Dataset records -
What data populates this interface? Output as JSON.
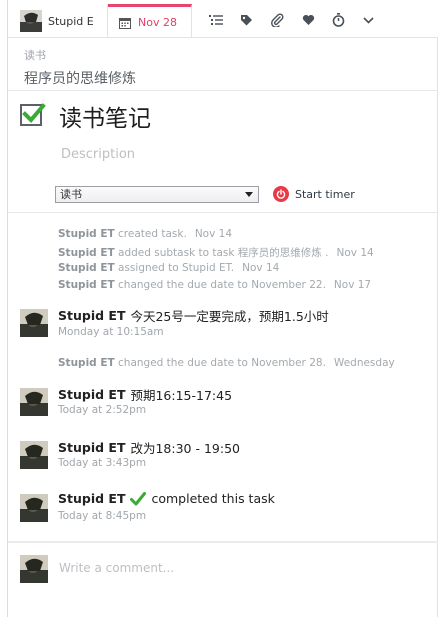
{
  "toolbar": {
    "assignee_name": "Stupid E",
    "due_date": "Nov 28",
    "icons": [
      "subtasks-icon",
      "tag-icon",
      "attachment-icon",
      "heart-icon",
      "stopwatch-icon",
      "chevron-down-icon"
    ]
  },
  "breadcrumb": {
    "parent": "读书",
    "title": "程序员的思维修炼"
  },
  "task": {
    "title": "读书笔记",
    "description_placeholder": "Description",
    "project_select": "读书",
    "timer_label": "Start timer"
  },
  "activity": [
    {
      "user": "Stupid ET",
      "text": "created task.",
      "when": "Nov 14"
    },
    {
      "user": "Stupid ET",
      "text": "added subtask to task 程序员的思维修炼 .",
      "when": "Nov 14"
    },
    {
      "user": "Stupid ET",
      "text": "assigned to Stupid ET.",
      "when": "Nov 14"
    },
    {
      "user": "Stupid ET",
      "text": "changed the due date to November 22.",
      "when": "Nov 17"
    }
  ],
  "comments": [
    {
      "user": "Stupid ET",
      "text": "今天25号一定要完成，预期1.5小时",
      "time": "Monday at 10:15am"
    },
    {
      "user": "Stupid ET",
      "text": "预期16:15-17:45",
      "time": "Today at 2:52pm"
    },
    {
      "user": "Stupid ET",
      "text": "改为18:30 - 19:50",
      "time": "Today at 3:43pm"
    },
    {
      "user": "Stupid ET",
      "text": "completed this task",
      "time": "Today at 8:45pm"
    }
  ],
  "activity_later": {
    "user": "Stupid ET",
    "text": "changed the due date to November 28.",
    "when": "Wednesday"
  },
  "composer": {
    "placeholder": "Write a comment..."
  },
  "colors": {
    "due_accent": "#e8466c",
    "check_green": "#3aa935",
    "timer_red": "#e63b47"
  }
}
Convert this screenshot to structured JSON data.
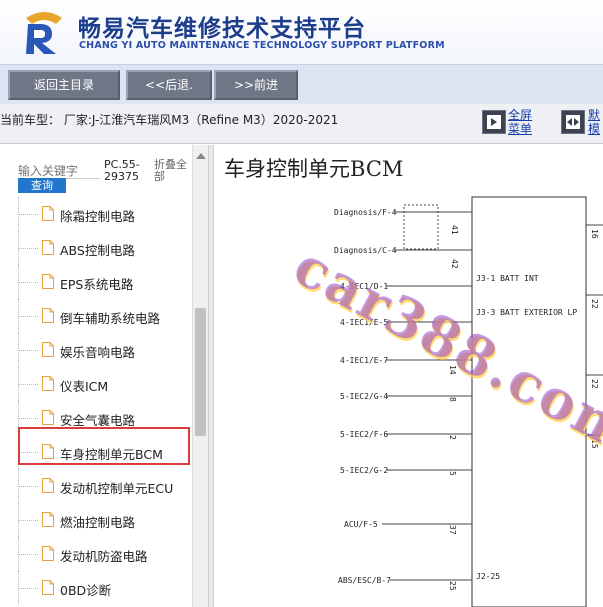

GIVEN REQUEST -
Search the lines for the word "Today" and report how many contain it, by number only.

COMPLETE OUTPUT -
3